--- DATA ROWS ---
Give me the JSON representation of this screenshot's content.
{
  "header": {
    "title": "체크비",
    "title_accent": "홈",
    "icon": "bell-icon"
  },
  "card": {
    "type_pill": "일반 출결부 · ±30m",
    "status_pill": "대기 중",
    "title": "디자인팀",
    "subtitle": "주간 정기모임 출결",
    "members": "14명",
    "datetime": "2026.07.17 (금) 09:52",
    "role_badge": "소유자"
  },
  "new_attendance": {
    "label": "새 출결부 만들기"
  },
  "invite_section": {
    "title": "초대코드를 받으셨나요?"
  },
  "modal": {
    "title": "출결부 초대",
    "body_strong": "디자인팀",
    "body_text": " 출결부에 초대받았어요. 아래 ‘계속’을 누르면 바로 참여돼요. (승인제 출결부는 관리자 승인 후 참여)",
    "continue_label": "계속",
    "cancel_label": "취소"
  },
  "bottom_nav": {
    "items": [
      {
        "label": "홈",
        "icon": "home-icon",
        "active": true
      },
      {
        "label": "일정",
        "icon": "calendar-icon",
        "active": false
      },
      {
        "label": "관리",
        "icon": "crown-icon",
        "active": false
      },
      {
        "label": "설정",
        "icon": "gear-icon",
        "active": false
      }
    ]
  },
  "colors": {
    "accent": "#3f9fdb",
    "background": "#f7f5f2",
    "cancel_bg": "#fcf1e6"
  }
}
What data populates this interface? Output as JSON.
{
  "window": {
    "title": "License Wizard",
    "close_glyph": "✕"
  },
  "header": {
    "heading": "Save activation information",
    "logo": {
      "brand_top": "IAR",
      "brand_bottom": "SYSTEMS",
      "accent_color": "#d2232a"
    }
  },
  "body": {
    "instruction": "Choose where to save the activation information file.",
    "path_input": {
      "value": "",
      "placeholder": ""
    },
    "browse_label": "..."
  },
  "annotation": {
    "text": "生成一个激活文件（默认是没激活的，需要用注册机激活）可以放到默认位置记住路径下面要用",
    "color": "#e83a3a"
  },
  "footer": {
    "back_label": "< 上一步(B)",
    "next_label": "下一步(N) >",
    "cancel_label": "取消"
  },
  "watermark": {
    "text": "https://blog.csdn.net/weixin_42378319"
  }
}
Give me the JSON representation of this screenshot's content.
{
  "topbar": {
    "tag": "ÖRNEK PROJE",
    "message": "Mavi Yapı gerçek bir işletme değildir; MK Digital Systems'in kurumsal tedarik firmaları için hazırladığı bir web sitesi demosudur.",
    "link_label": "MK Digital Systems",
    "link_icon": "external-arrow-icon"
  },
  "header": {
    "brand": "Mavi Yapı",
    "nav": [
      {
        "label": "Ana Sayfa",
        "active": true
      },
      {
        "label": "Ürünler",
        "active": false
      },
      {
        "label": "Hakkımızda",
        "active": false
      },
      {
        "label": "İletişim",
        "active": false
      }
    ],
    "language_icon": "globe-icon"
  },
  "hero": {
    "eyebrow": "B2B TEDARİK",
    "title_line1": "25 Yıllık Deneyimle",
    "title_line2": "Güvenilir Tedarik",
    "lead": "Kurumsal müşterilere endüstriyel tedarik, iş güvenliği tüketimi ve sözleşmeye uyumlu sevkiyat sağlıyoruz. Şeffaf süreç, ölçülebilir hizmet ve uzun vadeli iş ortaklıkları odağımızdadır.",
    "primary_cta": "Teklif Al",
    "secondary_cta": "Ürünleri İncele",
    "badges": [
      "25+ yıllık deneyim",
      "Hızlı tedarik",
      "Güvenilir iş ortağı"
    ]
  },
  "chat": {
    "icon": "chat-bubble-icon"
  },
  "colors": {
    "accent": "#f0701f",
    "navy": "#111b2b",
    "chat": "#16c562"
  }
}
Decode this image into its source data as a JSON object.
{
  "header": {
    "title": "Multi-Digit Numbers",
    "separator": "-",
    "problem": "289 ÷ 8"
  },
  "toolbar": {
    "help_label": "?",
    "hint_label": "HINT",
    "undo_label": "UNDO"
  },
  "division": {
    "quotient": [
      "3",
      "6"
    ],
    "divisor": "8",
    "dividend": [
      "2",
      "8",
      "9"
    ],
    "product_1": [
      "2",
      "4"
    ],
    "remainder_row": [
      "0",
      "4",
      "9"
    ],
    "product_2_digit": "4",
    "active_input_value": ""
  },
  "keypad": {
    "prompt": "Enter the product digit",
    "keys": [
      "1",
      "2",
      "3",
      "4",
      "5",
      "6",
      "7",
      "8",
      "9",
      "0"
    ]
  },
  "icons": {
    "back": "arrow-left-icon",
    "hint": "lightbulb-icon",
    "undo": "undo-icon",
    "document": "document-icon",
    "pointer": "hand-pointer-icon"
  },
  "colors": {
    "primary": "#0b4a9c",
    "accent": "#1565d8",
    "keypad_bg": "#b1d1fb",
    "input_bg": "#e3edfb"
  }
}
---
WHAT IS EXPECTED - Set down the listing above in full, please, exactly as it appears.

ANSWER TO THE PROBLEM -
Give me the JSON representation of this screenshot's content.
{
  "header": {
    "title": "체크비",
    "title_accent": "홈",
    "icon": "bell-icon"
  },
  "card": {
    "type_pill": "일반 출결부 · ±30m",
    "status_pill": "대기 중",
    "title": "디자인팀",
    "subtitle": "주간 정기모임 출결",
    "members": "14명",
    "datetime": "2026.07.17 (금) 09:52",
    "role_badge": "소유자"
  },
  "new_attendance": {
    "label": "새 출결부 만들기"
  },
  "invite_section": {
    "title": "초대코드를 받으셨나요?"
  },
  "modal": {
    "title": "출결부 초대",
    "body_strong": "디자인팀",
    "body_text": " 출결부에 초대받았어요. 아래 ‘계속’을 누르면 바로 참여돼요. (승인제 출결부는 관리자 승인 후 참여)",
    "continue_label": "계속",
    "cancel_label": "취소"
  },
  "bottom_nav": {
    "items": [
      {
        "label": "홈",
        "icon": "home-icon",
        "active": true
      },
      {
        "label": "일정",
        "icon": "calendar-icon",
        "active": false
      },
      {
        "label": "관리",
        "icon": "crown-icon",
        "active": false
      },
      {
        "label": "설정",
        "icon": "gear-icon",
        "active": false
      }
    ]
  },
  "colors": {
    "accent": "#3f9fdb",
    "background": "#f7f5f2",
    "cancel_bg": "#fcf1e6"
  }
}
What data populates this interface? Output as JSON.
{
  "window": {
    "title": "License Wizard",
    "close_glyph": "✕"
  },
  "header": {
    "heading": "Save activation information",
    "logo": {
      "brand_top": "IAR",
      "brand_bottom": "SYSTEMS",
      "accent_color": "#d2232a"
    }
  },
  "body": {
    "instruction": "Choose where to save the activation information file.",
    "path_input": {
      "value": "",
      "placeholder": ""
    },
    "browse_label": "..."
  },
  "annotation": {
    "text": "生成一个激活文件（默认是没激活的，需要用注册机激活）可以放到默认位置记住路径下面要用",
    "color": "#e83a3a"
  },
  "footer": {
    "back_label": "< 上一步(B)",
    "next_label": "下一步(N) >",
    "cancel_label": "取消"
  },
  "watermark": {
    "text": "https://blog.csdn.net/weixin_42378319"
  }
}
Give me the JSON representation of this screenshot's content.
{
  "topbar": {
    "tag": "ÖRNEK PROJE",
    "message": "Mavi Yapı gerçek bir işletme değildir; MK Digital Systems'in kurumsal tedarik firmaları için hazırladığı bir web sitesi demosudur.",
    "link_label": "MK Digital Systems",
    "link_icon": "external-arrow-icon"
  },
  "header": {
    "brand": "Mavi Yapı",
    "nav": [
      {
        "label": "Ana Sayfa",
        "active": true
      },
      {
        "label": "Ürünler",
        "active": false
      },
      {
        "label": "Hakkımızda",
        "active": false
      },
      {
        "label": "İletişim",
        "active": false
      }
    ],
    "language_icon": "globe-icon"
  },
  "hero": {
    "eyebrow": "B2B TEDARİK",
    "title_line1": "25 Yıllık Deneyimle",
    "title_line2": "Güvenilir Tedarik",
    "lead": "Kurumsal müşterilere endüstriyel tedarik, iş güvenliği tüketimi ve sözleşmeye uyumlu sevkiyat sağlıyoruz. Şeffaf süreç, ölçülebilir hizmet ve uzun vadeli iş ortaklıkları odağımızdadır.",
    "primary_cta": "Teklif Al",
    "secondary_cta": "Ürünleri İncele",
    "badges": [
      "25+ yıllık deneyim",
      "Hızlı tedarik",
      "Güvenilir iş ortağı"
    ]
  },
  "chat": {
    "icon": "chat-bubble-icon"
  },
  "colors": {
    "accent": "#f0701f",
    "navy": "#111b2b",
    "chat": "#16c562"
  }
}
Decode this image into its source data as a JSON object.
{
  "header": {
    "title": "Multi-Digit Numbers",
    "separator": "-",
    "problem": "289 ÷ 8"
  },
  "toolbar": {
    "help_label": "?",
    "hint_label": "HINT",
    "undo_label": "UNDO"
  },
  "division": {
    "quotient": [
      "3",
      "6"
    ],
    "divisor": "8",
    "dividend": [
      "2",
      "8",
      "9"
    ],
    "product_1": [
      "2",
      "4"
    ],
    "remainder_row": [
      "0",
      "4",
      "9"
    ],
    "product_2_digit": "4",
    "active_input_value": ""
  },
  "keypad": {
    "prompt": "Enter the product digit",
    "keys": [
      "1",
      "2",
      "3",
      "4",
      "5",
      "6",
      "7",
      "8",
      "9",
      "0"
    ]
  },
  "icons": {
    "back": "arrow-left-icon",
    "hint": "lightbulb-icon",
    "undo": "undo-icon",
    "document": "document-icon",
    "pointer": "hand-pointer-icon"
  },
  "colors": {
    "primary": "#0b4a9c",
    "accent": "#1565d8",
    "keypad_bg": "#b1d1fb",
    "input_bg": "#e3edfb"
  }
}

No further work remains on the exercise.